● **What needs to be done**: Return all the data, word for word.

----- Given data

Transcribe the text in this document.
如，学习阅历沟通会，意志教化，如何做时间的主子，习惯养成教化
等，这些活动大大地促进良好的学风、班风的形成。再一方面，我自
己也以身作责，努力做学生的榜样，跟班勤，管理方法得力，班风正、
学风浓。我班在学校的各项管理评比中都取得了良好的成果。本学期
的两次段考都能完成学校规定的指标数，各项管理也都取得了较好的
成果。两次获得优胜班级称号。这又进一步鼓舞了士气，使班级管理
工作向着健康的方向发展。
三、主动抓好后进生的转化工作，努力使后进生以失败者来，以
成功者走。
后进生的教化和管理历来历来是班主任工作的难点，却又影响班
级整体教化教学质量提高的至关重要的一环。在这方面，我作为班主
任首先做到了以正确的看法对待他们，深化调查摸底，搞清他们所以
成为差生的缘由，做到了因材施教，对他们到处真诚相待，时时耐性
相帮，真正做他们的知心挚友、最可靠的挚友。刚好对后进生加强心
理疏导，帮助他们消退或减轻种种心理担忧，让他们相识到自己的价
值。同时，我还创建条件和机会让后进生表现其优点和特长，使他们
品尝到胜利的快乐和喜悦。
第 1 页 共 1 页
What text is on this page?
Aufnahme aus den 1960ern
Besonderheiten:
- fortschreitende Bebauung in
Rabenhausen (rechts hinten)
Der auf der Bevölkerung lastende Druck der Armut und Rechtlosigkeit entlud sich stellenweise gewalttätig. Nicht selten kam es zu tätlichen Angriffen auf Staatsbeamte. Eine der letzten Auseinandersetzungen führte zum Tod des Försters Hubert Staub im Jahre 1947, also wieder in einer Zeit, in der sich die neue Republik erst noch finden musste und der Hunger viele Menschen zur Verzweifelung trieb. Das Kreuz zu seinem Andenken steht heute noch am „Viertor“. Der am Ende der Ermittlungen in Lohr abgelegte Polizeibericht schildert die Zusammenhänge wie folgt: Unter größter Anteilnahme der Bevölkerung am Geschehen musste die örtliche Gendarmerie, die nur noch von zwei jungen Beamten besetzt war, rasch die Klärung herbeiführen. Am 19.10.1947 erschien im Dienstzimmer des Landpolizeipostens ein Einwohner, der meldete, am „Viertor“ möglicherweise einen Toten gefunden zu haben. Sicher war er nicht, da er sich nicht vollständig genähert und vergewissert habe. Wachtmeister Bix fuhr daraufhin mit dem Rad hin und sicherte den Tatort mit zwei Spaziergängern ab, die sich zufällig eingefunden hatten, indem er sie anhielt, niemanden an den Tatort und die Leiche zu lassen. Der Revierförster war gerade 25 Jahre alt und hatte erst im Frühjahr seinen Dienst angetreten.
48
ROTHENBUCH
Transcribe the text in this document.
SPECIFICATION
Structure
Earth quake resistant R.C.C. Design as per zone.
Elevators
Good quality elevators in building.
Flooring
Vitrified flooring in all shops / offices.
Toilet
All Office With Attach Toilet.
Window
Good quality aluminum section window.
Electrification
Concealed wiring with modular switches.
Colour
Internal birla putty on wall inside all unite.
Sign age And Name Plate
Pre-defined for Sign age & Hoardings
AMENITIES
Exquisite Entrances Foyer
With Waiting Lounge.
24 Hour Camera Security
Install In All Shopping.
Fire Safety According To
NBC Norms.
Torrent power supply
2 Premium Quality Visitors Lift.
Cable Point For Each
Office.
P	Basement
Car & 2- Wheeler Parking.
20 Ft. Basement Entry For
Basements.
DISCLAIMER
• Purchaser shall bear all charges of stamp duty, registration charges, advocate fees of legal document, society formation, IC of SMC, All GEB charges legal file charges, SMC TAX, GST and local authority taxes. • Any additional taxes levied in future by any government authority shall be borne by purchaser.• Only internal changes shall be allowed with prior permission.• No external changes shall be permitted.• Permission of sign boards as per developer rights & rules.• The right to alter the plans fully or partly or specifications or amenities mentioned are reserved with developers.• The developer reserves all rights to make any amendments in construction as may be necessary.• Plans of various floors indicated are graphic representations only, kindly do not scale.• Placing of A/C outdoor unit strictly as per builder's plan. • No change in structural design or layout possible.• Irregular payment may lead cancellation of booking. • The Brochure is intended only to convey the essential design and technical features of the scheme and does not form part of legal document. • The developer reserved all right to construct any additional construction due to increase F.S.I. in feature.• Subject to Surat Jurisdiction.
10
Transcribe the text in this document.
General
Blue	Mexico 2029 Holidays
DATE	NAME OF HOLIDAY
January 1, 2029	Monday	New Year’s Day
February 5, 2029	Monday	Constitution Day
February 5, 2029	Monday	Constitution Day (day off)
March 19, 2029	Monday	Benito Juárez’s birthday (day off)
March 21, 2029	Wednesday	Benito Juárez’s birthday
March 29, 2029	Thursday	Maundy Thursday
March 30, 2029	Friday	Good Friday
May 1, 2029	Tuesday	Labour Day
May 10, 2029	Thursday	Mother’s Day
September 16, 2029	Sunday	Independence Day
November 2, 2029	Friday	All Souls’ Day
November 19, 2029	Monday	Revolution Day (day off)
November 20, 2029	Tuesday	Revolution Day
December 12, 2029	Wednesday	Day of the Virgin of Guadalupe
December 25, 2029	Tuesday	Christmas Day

----------

● **Task response**:
Transcribe the text in this document.
如，学习阅历沟通会，意志教化，如何做时间的主子，习惯养成教化
等，这些活动大大地促进良好的学风、班风的形成。再一方面，我自
己也以身作责，努力做学生的榜样，跟班勤，管理方法得力，班风正、
学风浓。我班在学校的各项管理评比中都取得了良好的成果。本学期
的两次段考都能完成学校规定的指标数，各项管理也都取得了较好的
成果。两次获得优胜班级称号。这又进一步鼓舞了士气，使班级管理
工作向着健康的方向发展。
三、主动抓好后进生的转化工作，努力使后进生以失败者来，以
成功者走。
后进生的教化和管理历来历来是班主任工作的难点，却又影响班
级整体教化教学质量提高的至关重要的一环。在这方面，我作为班主
任首先做到了以正确的看法对待他们，深化调查摸底，搞清他们所以
成为差生的缘由，做到了因材施教，对他们到处真诚相待，时时耐性
相帮，真正做他们的知心挚友、最可靠的挚友。刚好对后进生加强心
理疏导，帮助他们消退或减轻种种心理担忧，让他们相识到自己的价
值。同时，我还创建条件和机会让后进生表现其优点和特长，使他们
品尝到胜利的快乐和喜悦。
第 1 页 共 1 页
What text is on this page?
Aufnahme aus den 1960ern
Besonderheiten:
- fortschreitende Bebauung in
Rabenhausen (rechts hinten)
Der auf der Bevölkerung lastende Druck der Armut und Rechtlosigkeit entlud sich stellenweise gewalttätig. Nicht selten kam es zu tätlichen Angriffen auf Staatsbeamte. Eine der letzten Auseinandersetzungen führte zum Tod des Försters Hubert Staub im Jahre 1947, also wieder in einer Zeit, in der sich die neue Republik erst noch finden musste und der Hunger viele Menschen zur Verzweifelung trieb. Das Kreuz zu seinem Andenken steht heute noch am „Viertor“. Der am Ende der Ermittlungen in Lohr abgelegte Polizeibericht schildert die Zusammenhänge wie folgt: Unter größter Anteilnahme der Bevölkerung am Geschehen musste die örtliche Gendarmerie, die nur noch von zwei jungen Beamten besetzt war, rasch die Klärung herbeiführen. Am 19.10.1947 erschien im Dienstzimmer des Landpolizeipostens ein Einwohner, der meldete, am „Viertor“ möglicherweise einen Toten gefunden zu haben. Sicher war er nicht, da er sich nicht vollständig genähert und vergewissert habe. Wachtmeister Bix fuhr daraufhin mit dem Rad hin und sicherte den Tatort mit zwei Spaziergängern ab, die sich zufällig eingefunden hatten, indem er sie anhielt, niemanden an den Tatort und die Leiche zu lassen. Der Revierförster war gerade 25 Jahre alt und hatte erst im Frühjahr seinen Dienst angetreten.
48
ROTHENBUCH
Transcribe the text in this document.
SPECIFICATION
Structure
Earth quake resistant R.C.C. Design as per zone.
Elevators
Good quality elevators in building.
Flooring
Vitrified flooring in all shops / offices.
Toilet
All Office With Attach Toilet.
Window
Good quality aluminum section window.
Electrification
Concealed wiring with modular switches.
Colour
Internal birla putty on wall inside all unite.
Sign age And Name Plate
Pre-defined for Sign age & Hoardings
AMENITIES
Exquisite Entrances Foyer
With Waiting Lounge.
24 Hour Camera Security
Install In All Shopping.
Fire Safety According To
NBC Norms.
Torrent power supply
2 Premium Quality Visitors Lift.
Cable Point For Each
Office.
P	Basement
Car & 2- Wheeler Parking.
20 Ft. Basement Entry For
Basements.
DISCLAIMER
• Purchaser shall bear all charges of stamp duty, registration charges, advocate fees of legal document, society formation, IC of SMC, All GEB charges legal file charges, SMC TAX, GST and local authority taxes. • Any additional taxes levied in future by any government authority shall be borne by purchaser.• Only internal changes shall be allowed with prior permission.• No external changes shall be permitted.• Permission of sign boards as per developer rights & rules.• The right to alter the plans fully or partly or specifications or amenities mentioned are reserved with developers.• The developer reserves all rights to make any amendments in construction as may be necessary.• Plans of various floors indicated are graphic representations only, kindly do not scale.• Placing of A/C outdoor unit strictly as per builder's plan. • No change in structural design or layout possible.• Irregular payment may lead cancellation of booking. • The Brochure is intended only to convey the essential design and technical features of the scheme and does not form part of legal document. • The developer reserved all right to construct any additional construction due to increase F.S.I. in feature.• Subject to Surat Jurisdiction.
10
Transcribe the text in this document.
General
Blue	Mexico 2029 Holidays
DATE	NAME OF HOLIDAY
January 1, 2029	Monday	New Year’s Day
February 5, 2029	Monday	Constitution Day
February 5, 2029	Monday	Constitution Day (day off)
March 19, 2029	Monday	Benito Juárez’s birthday (day off)
March 21, 2029	Wednesday	Benito Juárez’s birthday
March 29, 2029	Thursday	Maundy Thursday
March 30, 2029	Friday	Good Friday
May 1, 2029	Tuesday	Labour Day
May 10, 2029	Thursday	Mother’s Day
September 16, 2029	Sunday	Independence Day
November 2, 2029	Friday	All Souls’ Day
November 19, 2029	Monday	Revolution Day (day off)
November 20, 2029	Tuesday	Revolution Day
December 12, 2029	Wednesday	Day of the Virgin of Guadalupe
December 25, 2029	Tuesday	Christmas Day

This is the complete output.